[Una serie de registros]
- - - - -

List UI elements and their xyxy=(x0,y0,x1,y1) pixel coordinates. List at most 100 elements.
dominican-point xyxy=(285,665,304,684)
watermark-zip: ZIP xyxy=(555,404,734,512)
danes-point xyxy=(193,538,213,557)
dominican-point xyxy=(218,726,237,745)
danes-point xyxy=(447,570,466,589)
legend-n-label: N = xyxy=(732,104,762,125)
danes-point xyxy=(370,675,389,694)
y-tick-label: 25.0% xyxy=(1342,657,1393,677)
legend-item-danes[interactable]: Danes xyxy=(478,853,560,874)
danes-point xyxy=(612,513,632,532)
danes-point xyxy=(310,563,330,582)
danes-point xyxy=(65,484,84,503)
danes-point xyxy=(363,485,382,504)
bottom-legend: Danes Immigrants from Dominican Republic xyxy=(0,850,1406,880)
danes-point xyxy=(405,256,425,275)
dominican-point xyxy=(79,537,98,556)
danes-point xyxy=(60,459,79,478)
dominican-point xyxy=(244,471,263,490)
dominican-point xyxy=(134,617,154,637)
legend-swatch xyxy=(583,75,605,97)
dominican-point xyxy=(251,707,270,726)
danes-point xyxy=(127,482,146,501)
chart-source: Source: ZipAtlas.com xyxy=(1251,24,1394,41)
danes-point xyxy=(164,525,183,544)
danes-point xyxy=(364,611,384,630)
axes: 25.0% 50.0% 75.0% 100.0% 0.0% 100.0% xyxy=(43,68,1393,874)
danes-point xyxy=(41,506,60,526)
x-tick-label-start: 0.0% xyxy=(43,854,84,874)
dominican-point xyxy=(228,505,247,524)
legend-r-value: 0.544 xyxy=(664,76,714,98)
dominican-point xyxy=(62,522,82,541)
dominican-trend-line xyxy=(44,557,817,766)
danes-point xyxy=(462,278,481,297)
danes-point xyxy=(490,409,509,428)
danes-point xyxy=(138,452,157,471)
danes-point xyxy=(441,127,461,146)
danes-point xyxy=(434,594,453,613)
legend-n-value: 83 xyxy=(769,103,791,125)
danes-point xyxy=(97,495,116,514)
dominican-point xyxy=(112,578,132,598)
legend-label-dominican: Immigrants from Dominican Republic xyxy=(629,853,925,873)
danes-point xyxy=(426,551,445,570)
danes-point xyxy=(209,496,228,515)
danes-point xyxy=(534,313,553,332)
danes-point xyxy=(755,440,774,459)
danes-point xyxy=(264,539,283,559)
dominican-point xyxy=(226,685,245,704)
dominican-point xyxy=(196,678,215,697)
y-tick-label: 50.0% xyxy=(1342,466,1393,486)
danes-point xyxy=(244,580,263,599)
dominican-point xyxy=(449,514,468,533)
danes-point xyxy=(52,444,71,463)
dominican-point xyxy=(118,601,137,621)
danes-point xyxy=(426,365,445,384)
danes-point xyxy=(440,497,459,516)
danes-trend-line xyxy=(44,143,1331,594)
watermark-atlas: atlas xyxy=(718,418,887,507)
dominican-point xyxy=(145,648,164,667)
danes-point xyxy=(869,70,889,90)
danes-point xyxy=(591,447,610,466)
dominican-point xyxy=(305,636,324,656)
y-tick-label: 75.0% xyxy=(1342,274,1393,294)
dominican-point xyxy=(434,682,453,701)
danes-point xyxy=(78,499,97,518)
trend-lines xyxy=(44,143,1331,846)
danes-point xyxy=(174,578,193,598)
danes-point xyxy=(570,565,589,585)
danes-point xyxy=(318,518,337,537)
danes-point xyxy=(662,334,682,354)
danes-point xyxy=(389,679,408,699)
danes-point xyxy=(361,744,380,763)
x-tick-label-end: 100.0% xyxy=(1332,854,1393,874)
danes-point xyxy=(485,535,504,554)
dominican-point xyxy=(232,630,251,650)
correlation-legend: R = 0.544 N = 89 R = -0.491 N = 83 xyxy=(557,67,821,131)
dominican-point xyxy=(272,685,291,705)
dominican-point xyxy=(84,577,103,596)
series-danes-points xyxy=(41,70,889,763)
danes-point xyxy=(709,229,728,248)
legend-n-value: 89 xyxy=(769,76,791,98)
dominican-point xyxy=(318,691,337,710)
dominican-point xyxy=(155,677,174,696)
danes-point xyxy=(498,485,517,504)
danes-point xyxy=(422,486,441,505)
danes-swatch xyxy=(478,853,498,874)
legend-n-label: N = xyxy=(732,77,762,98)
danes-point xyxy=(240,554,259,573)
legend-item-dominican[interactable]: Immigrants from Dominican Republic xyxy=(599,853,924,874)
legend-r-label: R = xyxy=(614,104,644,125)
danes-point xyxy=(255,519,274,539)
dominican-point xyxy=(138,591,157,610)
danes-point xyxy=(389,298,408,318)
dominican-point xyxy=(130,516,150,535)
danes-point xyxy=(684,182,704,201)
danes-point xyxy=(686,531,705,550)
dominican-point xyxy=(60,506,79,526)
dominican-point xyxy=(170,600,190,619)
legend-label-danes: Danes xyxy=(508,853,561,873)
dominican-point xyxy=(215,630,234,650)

- - - - -

» DESCRIPCIÓN DEL EJERCICIO: Por favor, cambia "dominican-point" por "dr-point" en todos los registros y deja lo demás tal cual.

» SOLUCIÓN ESCRITA:
List UI elements and their xyxy=(x0,y0,x1,y1) pixel coordinates. List at most 100 elements.
dr-point xyxy=(285,665,304,684)
watermark-zip: ZIP xyxy=(555,404,734,512)
danes-point xyxy=(193,538,213,557)
dr-point xyxy=(218,726,237,745)
danes-point xyxy=(447,570,466,589)
legend-n-label: N = xyxy=(732,104,762,125)
danes-point xyxy=(370,675,389,694)
y-tick-label: 25.0% xyxy=(1342,657,1393,677)
legend-item-danes[interactable]: Danes xyxy=(478,853,560,874)
danes-point xyxy=(612,513,632,532)
danes-point xyxy=(310,563,330,582)
danes-point xyxy=(65,484,84,503)
danes-point xyxy=(363,485,382,504)
bottom-legend: Danes Immigrants from Dominican Republic xyxy=(0,850,1406,880)
danes-point xyxy=(405,256,425,275)
dr-point xyxy=(79,537,98,556)
danes-point xyxy=(60,459,79,478)
dr-point xyxy=(244,471,263,490)
dr-point xyxy=(134,617,154,637)
legend-swatch xyxy=(583,75,605,97)
dr-point xyxy=(251,707,270,726)
danes-point xyxy=(127,482,146,501)
chart-source: Source: ZipAtlas.com xyxy=(1251,24,1394,41)
danes-point xyxy=(164,525,183,544)
danes-point xyxy=(364,611,384,630)
axes: 25.0% 50.0% 75.0% 100.0% 0.0% 100.0% xyxy=(43,68,1393,874)
danes-point xyxy=(41,506,60,526)
x-tick-label-start: 0.0% xyxy=(43,854,84,874)
dr-point xyxy=(228,505,247,524)
legend-r-value: 0.544 xyxy=(664,76,714,98)
dr-point xyxy=(62,522,82,541)
dominican-trend-line xyxy=(44,557,817,766)
danes-point xyxy=(462,278,481,297)
danes-point xyxy=(490,409,509,428)
danes-point xyxy=(138,452,157,471)
danes-point xyxy=(441,127,461,146)
danes-point xyxy=(434,594,453,613)
legend-n-value: 83 xyxy=(769,103,791,125)
danes-point xyxy=(97,495,116,514)
dr-point xyxy=(112,578,132,598)
legend-label-dominican: Immigrants from Dominican Republic xyxy=(629,853,925,873)
danes-point xyxy=(426,551,445,570)
danes-point xyxy=(209,496,228,515)
danes-point xyxy=(534,313,553,332)
danes-point xyxy=(755,440,774,459)
danes-point xyxy=(264,539,283,559)
dr-point xyxy=(226,685,245,704)
dr-point xyxy=(196,678,215,697)
y-tick-label: 50.0% xyxy=(1342,466,1393,486)
danes-point xyxy=(244,580,263,599)
dr-point xyxy=(449,514,468,533)
danes-point xyxy=(52,444,71,463)
dr-point xyxy=(118,601,137,621)
danes-point xyxy=(426,365,445,384)
danes-point xyxy=(440,497,459,516)
danes-trend-line xyxy=(44,143,1331,594)
watermark-atlas: atlas xyxy=(718,418,887,507)
dr-point xyxy=(145,648,164,667)
danes-point xyxy=(869,70,889,90)
danes-point xyxy=(591,447,610,466)
dr-point xyxy=(305,636,324,656)
y-tick-label: 75.0% xyxy=(1342,274,1393,294)
dr-point xyxy=(434,682,453,701)
danes-point xyxy=(78,499,97,518)
trend-lines xyxy=(44,143,1331,846)
danes-point xyxy=(174,578,193,598)
danes-point xyxy=(570,565,589,585)
danes-point xyxy=(318,518,337,537)
danes-point xyxy=(662,334,682,354)
danes-point xyxy=(389,679,408,699)
danes-point xyxy=(361,744,380,763)
x-tick-label-end: 100.0% xyxy=(1332,854,1393,874)
danes-point xyxy=(485,535,504,554)
dr-point xyxy=(232,630,251,650)
correlation-legend: R = 0.544 N = 89 R = -0.491 N = 83 xyxy=(557,67,821,131)
dr-point xyxy=(272,685,291,705)
dr-point xyxy=(84,577,103,596)
series-danes-points xyxy=(41,70,889,763)
danes-point xyxy=(709,229,728,248)
legend-n-value: 89 xyxy=(769,76,791,98)
dr-point xyxy=(318,691,337,710)
dr-point xyxy=(155,677,174,696)
danes-point xyxy=(498,485,517,504)
danes-point xyxy=(422,486,441,505)
danes-swatch xyxy=(478,853,498,874)
legend-n-label: N = xyxy=(732,77,762,98)
danes-point xyxy=(240,554,259,573)
legend-item-dominican[interactable]: Immigrants from Dominican Republic xyxy=(599,853,924,874)
legend-r-label: R = xyxy=(614,104,644,125)
danes-point xyxy=(255,519,274,539)
dr-point xyxy=(138,591,157,610)
danes-point xyxy=(389,298,408,318)
dr-point xyxy=(130,516,150,535)
danes-point xyxy=(684,182,704,201)
danes-point xyxy=(686,531,705,550)
dr-point xyxy=(60,506,79,526)
dr-point xyxy=(170,600,190,619)
legend-label-danes: Danes xyxy=(508,853,561,873)
dr-point xyxy=(215,630,234,650)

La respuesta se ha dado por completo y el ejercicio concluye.